Stored data:
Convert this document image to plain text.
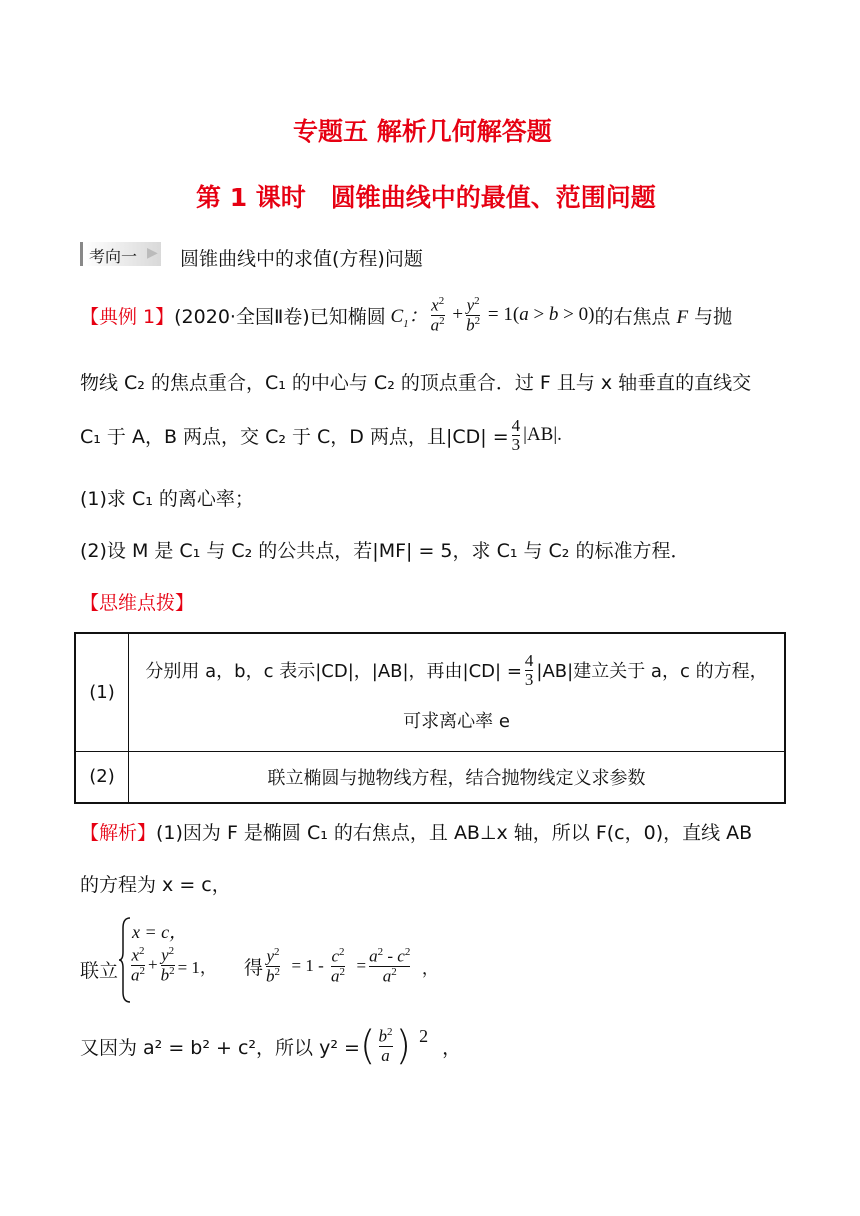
专题五 解析几何解答题
第 1 课时　圆锥曲线中的最值、范围问题
考向一 ▶ 圆锥曲线中的求值(方程)问题
【典例 1】 (2020·全国Ⅱ卷)已知椭圆 $C_1$： $\frac{x^2}{a^2} + \frac{y^2}{b^2} = 1(a > b > 0)$ 的右焦点 F 与抛
物线 C₂ 的焦点重合，C₁ 的中心与 C₂ 的顶点重合．过 F 且与 x 轴垂直的直线交
C₁ 于 A，B 两点，交 C₂ 于 C，D 两点，且$|CD| = \frac{4}{3} |AB|$.
(1)求 C₁ 的离心率；
(2)设 M 是 C₁ 与 C₂ 的公共点，若|MF| = 5，求 C₁ 与 C₂ 的标准方程．
【思维点拨】
(1)	分别用 a，b，c 表示|CD|，|AB|，再由$|CD| = \frac{4}{3} |AB|$建立关于 a，c 的方程，
可求离心率 e

(2)	联立椭圆与抛物线方程，结合抛物线定义求参数
【解析】(1)因为 F 是椭圆 C₁ 的右焦点，且 AB⊥x 轴，所以 F(c，0)，直线 AB
的方程为 x = c，
联立
x = c，
$\frac{x^2}{a^2} + \frac{y^2}{b^2} = 1$， 得 $\frac{y^2}{b^2} = 1 - \frac{c^2}{a^2} = \frac{a^2 - c^2}{a^2}$ ，
又因为 a² = b² + c²，所以 y² = ( $\frac{b^2}{a}$ ) 2
，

### TO BE DONE
Without the pictures, restate all the entries above exactly.

### CORRECT RESULT
Convert this document image to plain text.
专题五 解析几何解答题
第 1 课时　圆锥曲线中的最值、范围问题
考向一 ▶ 圆锥曲线中的求值(方程)问题
【典例 1】 (2020·全国Ⅱ卷)已知椭圆 $C_1$： $\frac{x^2}{a^2} + \frac{y^2}{b^2} = 1(a > b > 0)$ 的右焦点 F 与抛
物线 C₂ 的焦点重合，C₁ 的中心与 C₂ 的顶点重合．过 F 且与 x 轴垂直的直线交
C₁ 于 A，B 两点，交 C₂ 于 C，D 两点，且$|CD| = \frac{4}{3} |AB|$.
(1)求 C₁ 的离心率；
(2)设 M 是 C₁ 与 C₂ 的公共点，若|MF| = 5，求 C₁ 与 C₂ 的标准方程．
【思维点拨】
(1)	分别用 a，b，c 表示|CD|，|AB|，再由$|CD| = \frac{4}{3} |AB|$建立关于 a，c 的方程，
可求离心率 e

(2)	联立椭圆与抛物线方程，结合抛物线定义求参数
【解析】(1)因为 F 是椭圆 C₁ 的右焦点，且 AB⊥x 轴，所以 F(c，0)，直线 AB
的方程为 x = c，
联立
x = c，
$\frac{x^2}{a^2} + \frac{y^2}{b^2} = 1$， 得 $\frac{y^2}{b^2} = 1 - \frac{c^2}{a^2} = \frac{a^2 - c^2}{a^2}$ ，
又因为 a² = b² + c²，所以 y² = ( $\frac{b^2}{a}$ ) 2
，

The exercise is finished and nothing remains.